_Task goal_
Restate all of the data exactly.

[start Input for this task]

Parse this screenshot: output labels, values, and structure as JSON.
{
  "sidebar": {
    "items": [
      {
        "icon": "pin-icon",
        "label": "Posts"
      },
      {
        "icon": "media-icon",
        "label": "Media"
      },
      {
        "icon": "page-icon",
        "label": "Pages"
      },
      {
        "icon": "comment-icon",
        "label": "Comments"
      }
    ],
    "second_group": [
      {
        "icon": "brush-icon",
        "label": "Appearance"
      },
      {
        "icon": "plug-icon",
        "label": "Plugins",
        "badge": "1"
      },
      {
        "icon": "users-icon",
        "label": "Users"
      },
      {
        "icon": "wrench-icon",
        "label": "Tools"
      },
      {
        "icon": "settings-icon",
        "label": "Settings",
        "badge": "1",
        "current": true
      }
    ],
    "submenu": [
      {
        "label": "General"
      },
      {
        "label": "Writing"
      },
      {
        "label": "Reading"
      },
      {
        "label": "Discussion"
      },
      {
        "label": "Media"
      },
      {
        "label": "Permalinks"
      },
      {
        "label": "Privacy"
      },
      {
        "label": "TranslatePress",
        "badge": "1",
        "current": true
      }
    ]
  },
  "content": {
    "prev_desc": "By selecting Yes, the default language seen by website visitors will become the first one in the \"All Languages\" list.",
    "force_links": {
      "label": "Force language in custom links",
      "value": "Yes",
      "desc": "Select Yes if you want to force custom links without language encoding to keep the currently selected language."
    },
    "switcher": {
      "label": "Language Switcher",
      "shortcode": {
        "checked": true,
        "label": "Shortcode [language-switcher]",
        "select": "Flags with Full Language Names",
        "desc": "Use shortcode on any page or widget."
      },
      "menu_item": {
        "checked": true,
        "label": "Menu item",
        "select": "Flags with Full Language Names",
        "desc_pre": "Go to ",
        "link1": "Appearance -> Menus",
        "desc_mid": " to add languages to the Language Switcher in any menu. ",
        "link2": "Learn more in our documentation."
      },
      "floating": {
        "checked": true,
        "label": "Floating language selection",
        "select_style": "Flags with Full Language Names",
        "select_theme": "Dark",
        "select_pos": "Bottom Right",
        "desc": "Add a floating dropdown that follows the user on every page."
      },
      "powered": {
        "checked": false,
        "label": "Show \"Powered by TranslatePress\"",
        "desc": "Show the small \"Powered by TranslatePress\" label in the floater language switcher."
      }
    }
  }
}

[end Input for this task]

_Answer to this problem_
Parse this screenshot: output labels, values, and structure as JSON.
{
  "sidebar": {
    "items": [
      {
        "icon": "pin-icon",
        "label": "Posts"
      },
      {
        "icon": "media-icon",
        "label": "Media"
      },
      {
        "icon": "page-icon",
        "label": "Pages"
      },
      {
        "icon": "comment-icon",
        "label": "Comments"
      }
    ],
    "second_group": [
      {
        "icon": "brush-icon",
        "label": "Appearance"
      },
      {
        "icon": "plug-icon",
        "label": "Plugins",
        "badge": "1"
      },
      {
        "icon": "users-icon",
        "label": "Users"
      },
      {
        "icon": "wrench-icon",
        "label": "Tools"
      },
      {
        "icon": "settings-icon",
        "label": "Settings",
        "badge": "1",
        "current": true
      }
    ],
    "submenu": [
      {
        "label": "General"
      },
      {
        "label": "Writing"
      },
      {
        "label": "Reading"
      },
      {
        "label": "Discussion"
      },
      {
        "label": "Media"
      },
      {
        "label": "Permalinks"
      },
      {
        "label": "Privacy"
      },
      {
        "label": "TranslatePress",
        "badge": "1",
        "current": true
      }
    ]
  },
  "content": {
    "prev_desc": "By selecting Yes, the default language seen by website visitors will become the first one in the \"All Languages\" list.",
    "force_links": {
      "label": "Force language in custom links",
      "value": "Yes",
      "desc": "Select Yes if you want to force custom links without language encoding to keep the currently selected language."
    },
    "switcher": {
      "label": "Language Switcher",
      "shortcode": {
        "checked": true,
        "label": "Shortcode [language-switcher]",
        "select": "Flags with Full Language Names",
        "desc": "Use shortcode on any page or widget."
      },
      "menu_item": {
        "checked": true,
        "label": "Menu item",
        "select": "Flags with Full Language Names",
        "desc_pre": "Go to ",
        "link1": "Appearance -> Menus",
        "desc_mid": " to add languages to the Language Switcher in any menu. ",
        "link2": "Learn more in our documentation."
      },
      "floating": {
        "checked": true,
        "label": "Floating language selection",
        "select_style": "Flags with Full Language Names",
        "select_theme": "Dark",
        "select_pos": "Bottom Right",
        "desc": "Add a floating dropdown that follows the user on every page."
      },
      "powered": {
        "checked": false,
        "label": "Show \"Powered by TranslatePress\"",
        "desc": "Show the small \"Powered by TranslatePress\" label in the floater language switcher."
      }
    }
  }
}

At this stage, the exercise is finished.